Stored records
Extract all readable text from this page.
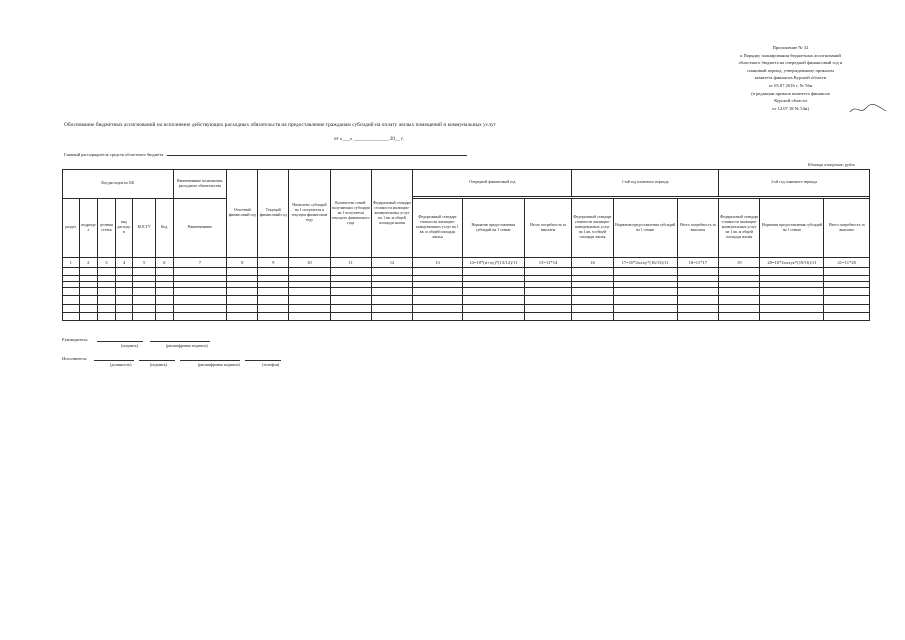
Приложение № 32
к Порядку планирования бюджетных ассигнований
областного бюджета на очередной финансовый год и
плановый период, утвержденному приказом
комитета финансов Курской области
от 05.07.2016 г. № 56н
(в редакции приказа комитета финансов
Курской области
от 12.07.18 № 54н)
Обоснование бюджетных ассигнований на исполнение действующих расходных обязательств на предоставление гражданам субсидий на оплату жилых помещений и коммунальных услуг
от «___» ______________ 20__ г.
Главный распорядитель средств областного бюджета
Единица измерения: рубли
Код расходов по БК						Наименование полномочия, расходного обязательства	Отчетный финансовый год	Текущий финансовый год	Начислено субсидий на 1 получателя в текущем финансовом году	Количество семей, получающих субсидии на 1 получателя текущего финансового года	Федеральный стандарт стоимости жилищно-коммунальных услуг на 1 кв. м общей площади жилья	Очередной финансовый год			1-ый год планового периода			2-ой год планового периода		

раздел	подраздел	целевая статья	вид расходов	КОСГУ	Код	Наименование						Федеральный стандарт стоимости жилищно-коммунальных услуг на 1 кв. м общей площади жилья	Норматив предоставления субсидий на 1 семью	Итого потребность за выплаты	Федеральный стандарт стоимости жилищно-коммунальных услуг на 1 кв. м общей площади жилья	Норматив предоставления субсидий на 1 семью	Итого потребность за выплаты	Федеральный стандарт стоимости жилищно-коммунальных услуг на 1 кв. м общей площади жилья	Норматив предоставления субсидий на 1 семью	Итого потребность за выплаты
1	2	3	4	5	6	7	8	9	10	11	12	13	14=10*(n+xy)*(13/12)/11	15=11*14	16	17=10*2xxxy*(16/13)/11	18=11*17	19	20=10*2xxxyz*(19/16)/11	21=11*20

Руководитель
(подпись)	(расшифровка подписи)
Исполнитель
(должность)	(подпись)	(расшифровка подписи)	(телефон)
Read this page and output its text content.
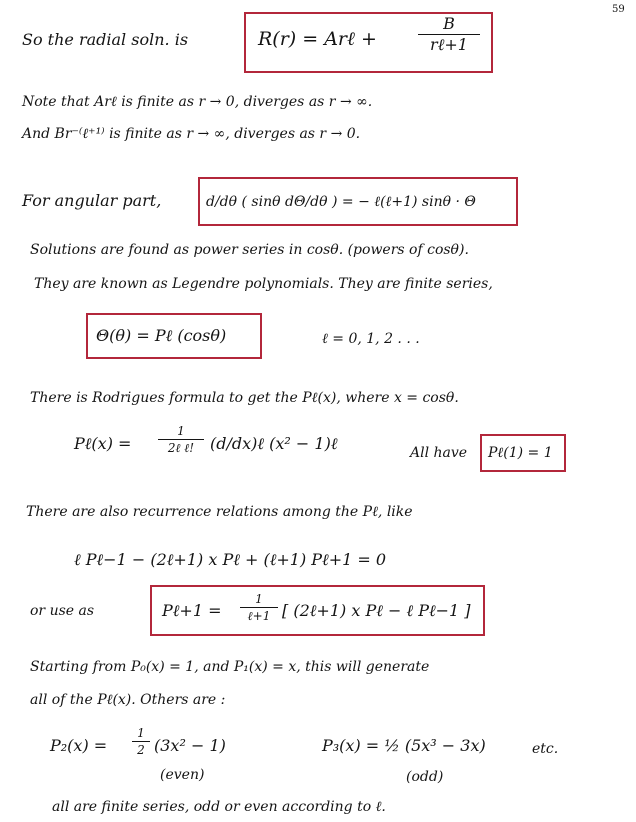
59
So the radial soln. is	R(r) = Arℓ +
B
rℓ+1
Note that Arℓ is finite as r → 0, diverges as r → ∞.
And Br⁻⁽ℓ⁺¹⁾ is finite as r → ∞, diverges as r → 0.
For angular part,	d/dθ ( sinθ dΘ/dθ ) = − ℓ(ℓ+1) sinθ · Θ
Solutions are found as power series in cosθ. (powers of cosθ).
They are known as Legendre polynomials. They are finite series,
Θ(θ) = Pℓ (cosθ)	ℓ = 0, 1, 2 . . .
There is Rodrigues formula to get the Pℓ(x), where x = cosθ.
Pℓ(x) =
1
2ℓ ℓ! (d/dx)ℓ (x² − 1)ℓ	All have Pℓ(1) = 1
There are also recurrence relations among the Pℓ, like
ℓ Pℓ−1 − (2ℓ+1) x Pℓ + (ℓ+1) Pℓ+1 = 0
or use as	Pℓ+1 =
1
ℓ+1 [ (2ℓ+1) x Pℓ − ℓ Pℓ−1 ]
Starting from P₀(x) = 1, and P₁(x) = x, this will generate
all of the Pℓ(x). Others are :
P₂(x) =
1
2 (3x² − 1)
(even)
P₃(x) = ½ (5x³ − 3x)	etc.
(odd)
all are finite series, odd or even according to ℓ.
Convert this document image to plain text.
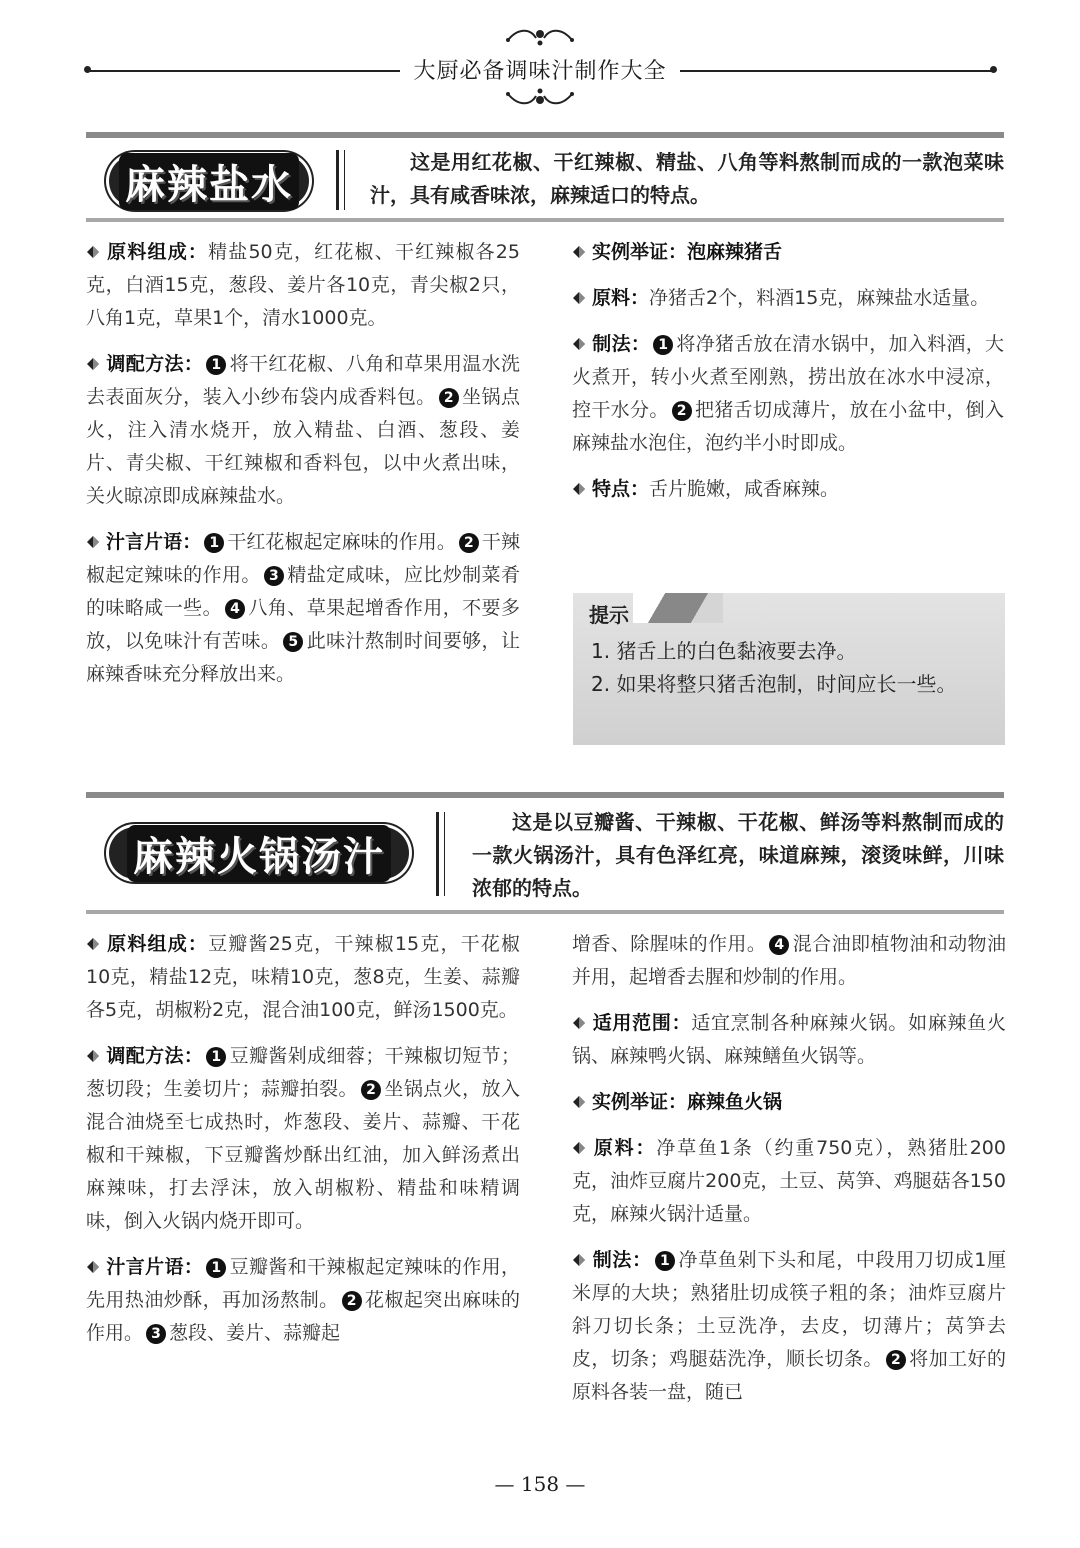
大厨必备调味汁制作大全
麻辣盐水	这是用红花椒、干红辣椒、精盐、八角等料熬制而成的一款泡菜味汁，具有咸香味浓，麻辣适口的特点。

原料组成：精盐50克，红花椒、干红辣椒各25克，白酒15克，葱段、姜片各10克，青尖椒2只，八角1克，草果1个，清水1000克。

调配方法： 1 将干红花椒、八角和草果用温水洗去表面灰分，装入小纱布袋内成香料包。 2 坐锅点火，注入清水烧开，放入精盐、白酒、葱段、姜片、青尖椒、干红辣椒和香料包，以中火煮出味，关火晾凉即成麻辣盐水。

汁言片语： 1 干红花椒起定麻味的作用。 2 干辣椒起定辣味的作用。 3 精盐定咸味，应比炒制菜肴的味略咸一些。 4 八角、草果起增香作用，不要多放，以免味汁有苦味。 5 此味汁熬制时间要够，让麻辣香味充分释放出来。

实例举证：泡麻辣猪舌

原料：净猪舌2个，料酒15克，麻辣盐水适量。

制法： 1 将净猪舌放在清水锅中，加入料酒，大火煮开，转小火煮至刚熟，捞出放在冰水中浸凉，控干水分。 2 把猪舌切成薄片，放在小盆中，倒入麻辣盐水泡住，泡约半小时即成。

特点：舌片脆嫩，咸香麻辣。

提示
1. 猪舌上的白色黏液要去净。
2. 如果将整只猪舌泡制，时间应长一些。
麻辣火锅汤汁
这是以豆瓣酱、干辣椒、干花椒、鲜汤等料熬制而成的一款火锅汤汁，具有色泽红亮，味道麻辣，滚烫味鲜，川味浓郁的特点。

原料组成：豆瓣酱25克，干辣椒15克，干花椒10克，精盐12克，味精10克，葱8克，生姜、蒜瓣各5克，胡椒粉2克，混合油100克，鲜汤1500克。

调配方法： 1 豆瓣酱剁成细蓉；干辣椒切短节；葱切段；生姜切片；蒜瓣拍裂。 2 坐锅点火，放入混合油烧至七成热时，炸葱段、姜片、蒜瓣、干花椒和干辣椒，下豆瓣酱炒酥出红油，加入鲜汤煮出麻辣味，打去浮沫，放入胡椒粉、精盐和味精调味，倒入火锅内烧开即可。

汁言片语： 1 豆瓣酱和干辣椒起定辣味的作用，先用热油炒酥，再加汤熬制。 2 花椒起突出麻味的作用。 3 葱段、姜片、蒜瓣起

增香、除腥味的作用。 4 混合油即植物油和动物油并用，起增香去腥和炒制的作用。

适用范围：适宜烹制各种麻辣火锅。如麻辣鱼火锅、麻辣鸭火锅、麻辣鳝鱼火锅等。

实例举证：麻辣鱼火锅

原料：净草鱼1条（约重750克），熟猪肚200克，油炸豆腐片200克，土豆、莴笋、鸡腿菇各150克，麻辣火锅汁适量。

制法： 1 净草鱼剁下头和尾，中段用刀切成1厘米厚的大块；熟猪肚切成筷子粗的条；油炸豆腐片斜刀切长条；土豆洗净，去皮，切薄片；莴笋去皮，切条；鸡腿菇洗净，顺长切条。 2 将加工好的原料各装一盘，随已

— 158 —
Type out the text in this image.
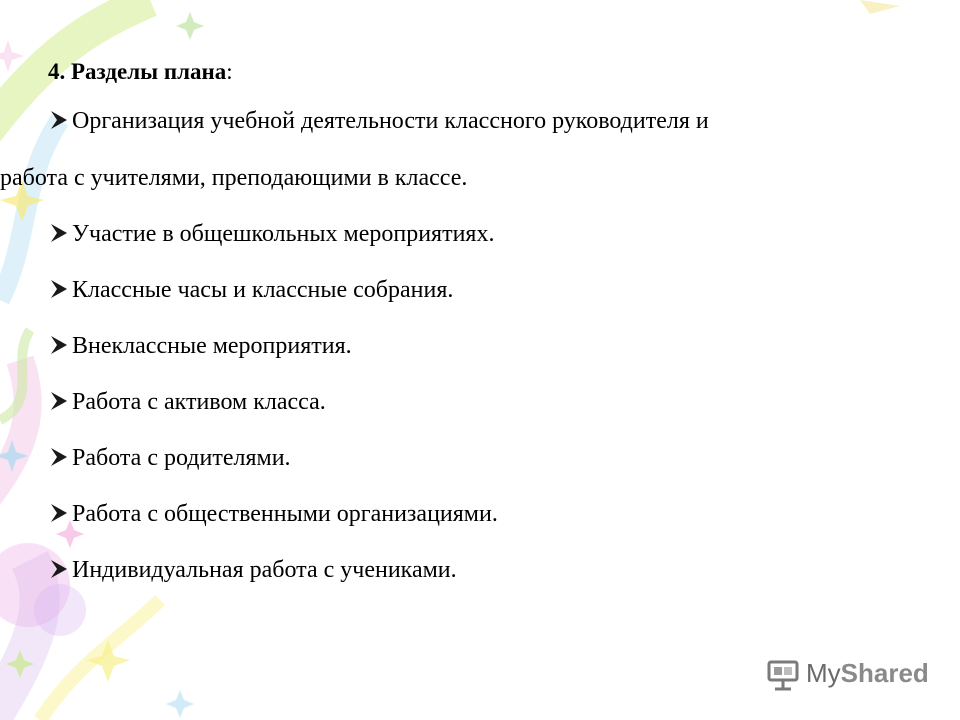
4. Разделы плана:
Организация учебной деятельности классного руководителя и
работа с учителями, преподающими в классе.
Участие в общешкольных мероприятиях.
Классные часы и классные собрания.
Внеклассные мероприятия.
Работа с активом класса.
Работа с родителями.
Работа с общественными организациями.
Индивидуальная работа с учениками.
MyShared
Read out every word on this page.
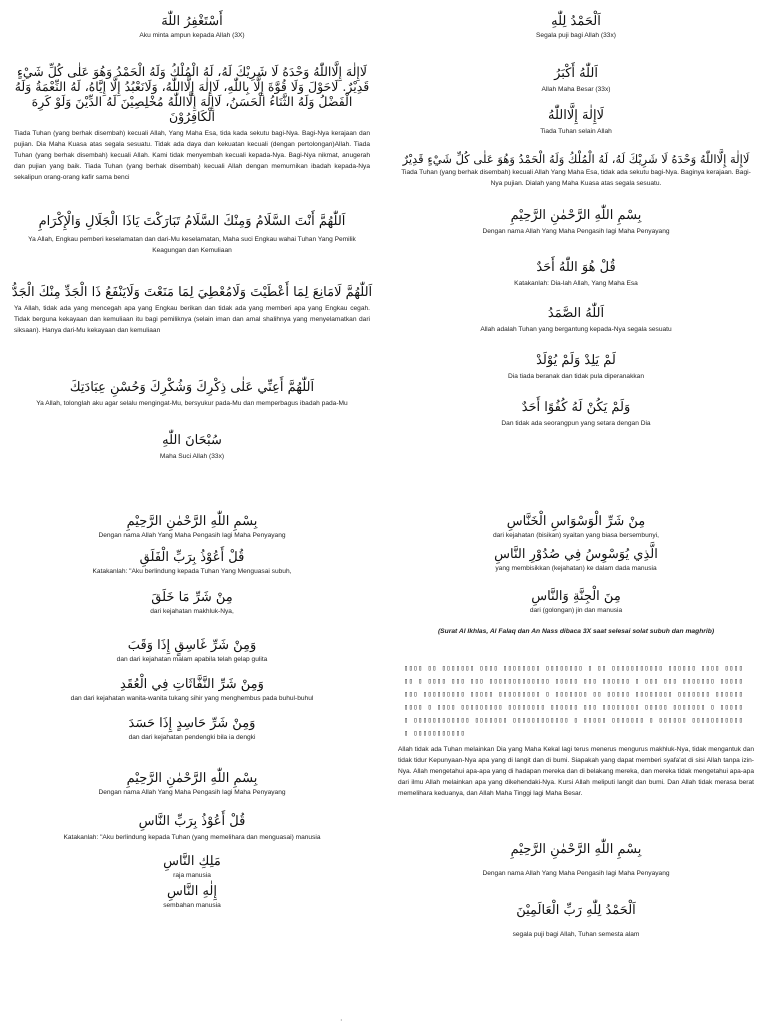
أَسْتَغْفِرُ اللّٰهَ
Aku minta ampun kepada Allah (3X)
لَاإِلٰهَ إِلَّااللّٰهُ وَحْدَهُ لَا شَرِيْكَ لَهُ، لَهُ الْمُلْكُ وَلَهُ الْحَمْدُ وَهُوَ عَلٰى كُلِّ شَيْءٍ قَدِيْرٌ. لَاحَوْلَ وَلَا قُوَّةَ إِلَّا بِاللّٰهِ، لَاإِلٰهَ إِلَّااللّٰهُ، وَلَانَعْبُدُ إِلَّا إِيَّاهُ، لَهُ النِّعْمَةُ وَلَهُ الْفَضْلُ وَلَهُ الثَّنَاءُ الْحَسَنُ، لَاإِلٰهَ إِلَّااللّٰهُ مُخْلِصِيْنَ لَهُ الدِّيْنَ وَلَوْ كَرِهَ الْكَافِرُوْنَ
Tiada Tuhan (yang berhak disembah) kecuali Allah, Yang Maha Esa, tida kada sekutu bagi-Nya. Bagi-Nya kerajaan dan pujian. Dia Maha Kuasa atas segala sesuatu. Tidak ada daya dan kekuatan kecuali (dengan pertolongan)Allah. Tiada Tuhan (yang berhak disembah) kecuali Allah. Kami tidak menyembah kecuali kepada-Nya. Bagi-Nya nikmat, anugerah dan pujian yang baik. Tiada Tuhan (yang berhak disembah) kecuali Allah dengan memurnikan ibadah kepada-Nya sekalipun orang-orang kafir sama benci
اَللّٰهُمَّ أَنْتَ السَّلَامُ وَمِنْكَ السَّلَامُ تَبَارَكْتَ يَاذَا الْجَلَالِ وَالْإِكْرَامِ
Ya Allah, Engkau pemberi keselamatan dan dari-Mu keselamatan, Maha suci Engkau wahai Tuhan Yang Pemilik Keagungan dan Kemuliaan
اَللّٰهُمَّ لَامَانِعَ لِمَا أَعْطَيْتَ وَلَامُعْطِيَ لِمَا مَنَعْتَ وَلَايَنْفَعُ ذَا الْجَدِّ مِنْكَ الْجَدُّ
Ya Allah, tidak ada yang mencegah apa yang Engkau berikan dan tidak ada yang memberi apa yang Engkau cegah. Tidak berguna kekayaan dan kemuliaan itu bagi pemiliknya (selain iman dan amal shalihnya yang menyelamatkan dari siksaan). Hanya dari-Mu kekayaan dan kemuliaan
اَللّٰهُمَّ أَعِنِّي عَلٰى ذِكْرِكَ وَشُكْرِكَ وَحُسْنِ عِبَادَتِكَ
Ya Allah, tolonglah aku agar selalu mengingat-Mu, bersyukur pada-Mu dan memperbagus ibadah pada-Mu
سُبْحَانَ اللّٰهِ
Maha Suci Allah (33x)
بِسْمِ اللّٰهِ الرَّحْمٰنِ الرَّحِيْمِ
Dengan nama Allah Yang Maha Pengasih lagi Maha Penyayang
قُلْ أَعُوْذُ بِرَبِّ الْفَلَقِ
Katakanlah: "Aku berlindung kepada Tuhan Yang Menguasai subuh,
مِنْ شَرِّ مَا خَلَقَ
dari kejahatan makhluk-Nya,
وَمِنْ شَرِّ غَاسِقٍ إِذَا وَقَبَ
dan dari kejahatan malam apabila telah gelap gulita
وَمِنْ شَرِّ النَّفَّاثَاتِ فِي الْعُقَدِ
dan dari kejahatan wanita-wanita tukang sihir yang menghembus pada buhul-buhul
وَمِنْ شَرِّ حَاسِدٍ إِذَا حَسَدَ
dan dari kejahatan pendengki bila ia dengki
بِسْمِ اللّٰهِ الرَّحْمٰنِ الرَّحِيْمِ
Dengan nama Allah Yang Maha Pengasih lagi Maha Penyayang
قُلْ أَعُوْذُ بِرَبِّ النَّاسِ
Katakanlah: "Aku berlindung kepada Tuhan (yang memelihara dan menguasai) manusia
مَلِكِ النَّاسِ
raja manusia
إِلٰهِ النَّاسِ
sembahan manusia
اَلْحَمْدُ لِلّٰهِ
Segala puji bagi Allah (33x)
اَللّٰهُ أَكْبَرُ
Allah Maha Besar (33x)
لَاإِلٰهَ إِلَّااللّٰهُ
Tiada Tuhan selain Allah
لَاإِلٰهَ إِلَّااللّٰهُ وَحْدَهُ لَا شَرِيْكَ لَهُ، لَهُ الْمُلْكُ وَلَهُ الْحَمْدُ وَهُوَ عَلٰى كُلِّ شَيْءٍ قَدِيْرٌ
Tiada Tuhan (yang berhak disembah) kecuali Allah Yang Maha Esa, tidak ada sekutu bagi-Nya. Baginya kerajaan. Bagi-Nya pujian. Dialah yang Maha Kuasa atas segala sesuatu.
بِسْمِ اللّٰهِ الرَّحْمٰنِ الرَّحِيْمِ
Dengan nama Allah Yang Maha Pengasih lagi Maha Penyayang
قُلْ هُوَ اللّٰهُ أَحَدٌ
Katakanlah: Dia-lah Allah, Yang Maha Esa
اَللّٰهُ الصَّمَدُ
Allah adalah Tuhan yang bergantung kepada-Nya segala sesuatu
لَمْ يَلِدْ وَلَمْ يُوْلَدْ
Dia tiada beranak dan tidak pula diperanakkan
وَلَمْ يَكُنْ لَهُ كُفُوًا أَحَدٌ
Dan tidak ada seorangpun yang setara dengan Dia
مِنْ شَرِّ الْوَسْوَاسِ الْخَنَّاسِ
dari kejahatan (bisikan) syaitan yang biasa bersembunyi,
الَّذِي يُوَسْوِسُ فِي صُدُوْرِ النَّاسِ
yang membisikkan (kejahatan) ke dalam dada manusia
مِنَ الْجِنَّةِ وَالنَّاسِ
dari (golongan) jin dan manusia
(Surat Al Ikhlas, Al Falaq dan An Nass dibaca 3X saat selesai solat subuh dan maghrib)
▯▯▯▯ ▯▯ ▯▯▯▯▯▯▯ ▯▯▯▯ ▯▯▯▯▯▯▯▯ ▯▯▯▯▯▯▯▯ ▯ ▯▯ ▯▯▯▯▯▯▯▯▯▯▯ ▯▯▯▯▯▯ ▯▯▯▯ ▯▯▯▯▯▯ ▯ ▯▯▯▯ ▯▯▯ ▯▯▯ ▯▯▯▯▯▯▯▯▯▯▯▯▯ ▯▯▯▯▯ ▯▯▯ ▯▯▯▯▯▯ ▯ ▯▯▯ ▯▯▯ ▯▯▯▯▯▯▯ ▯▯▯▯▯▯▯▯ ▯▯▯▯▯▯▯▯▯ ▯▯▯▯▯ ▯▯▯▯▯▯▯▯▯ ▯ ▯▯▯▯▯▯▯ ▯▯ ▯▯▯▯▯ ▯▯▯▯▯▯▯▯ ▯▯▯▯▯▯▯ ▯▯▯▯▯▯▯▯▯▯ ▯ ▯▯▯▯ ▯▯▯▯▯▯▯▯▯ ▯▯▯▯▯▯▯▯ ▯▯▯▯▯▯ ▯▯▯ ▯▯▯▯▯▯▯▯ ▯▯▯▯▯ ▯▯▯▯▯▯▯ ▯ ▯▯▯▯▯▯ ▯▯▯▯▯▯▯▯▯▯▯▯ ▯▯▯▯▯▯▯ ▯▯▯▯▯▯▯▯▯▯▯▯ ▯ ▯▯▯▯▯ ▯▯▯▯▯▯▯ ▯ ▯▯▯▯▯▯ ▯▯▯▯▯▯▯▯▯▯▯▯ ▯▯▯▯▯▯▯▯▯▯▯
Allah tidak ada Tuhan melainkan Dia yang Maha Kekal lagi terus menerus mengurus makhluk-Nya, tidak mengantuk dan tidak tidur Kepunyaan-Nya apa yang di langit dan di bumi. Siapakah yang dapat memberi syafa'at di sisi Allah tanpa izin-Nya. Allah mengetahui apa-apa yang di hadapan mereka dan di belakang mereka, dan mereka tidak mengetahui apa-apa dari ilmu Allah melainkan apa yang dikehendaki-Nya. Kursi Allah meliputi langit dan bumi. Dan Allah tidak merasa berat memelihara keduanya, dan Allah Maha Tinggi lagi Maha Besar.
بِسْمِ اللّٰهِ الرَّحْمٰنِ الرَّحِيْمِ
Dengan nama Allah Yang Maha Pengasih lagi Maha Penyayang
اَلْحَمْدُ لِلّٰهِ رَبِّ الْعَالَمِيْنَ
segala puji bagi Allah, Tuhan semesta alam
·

Work instructions: Which lines include the word "cosθ"? Copy every one of them.

Answer to this problem:
Solutions are found as power series in cosθ. (powers of cosθ).
Θ(θ) = Pℓ (cosθ)	ℓ = 0, 1, 2 . . .
There is Rodrigues formula to get the Pℓ(x), where x = cosθ.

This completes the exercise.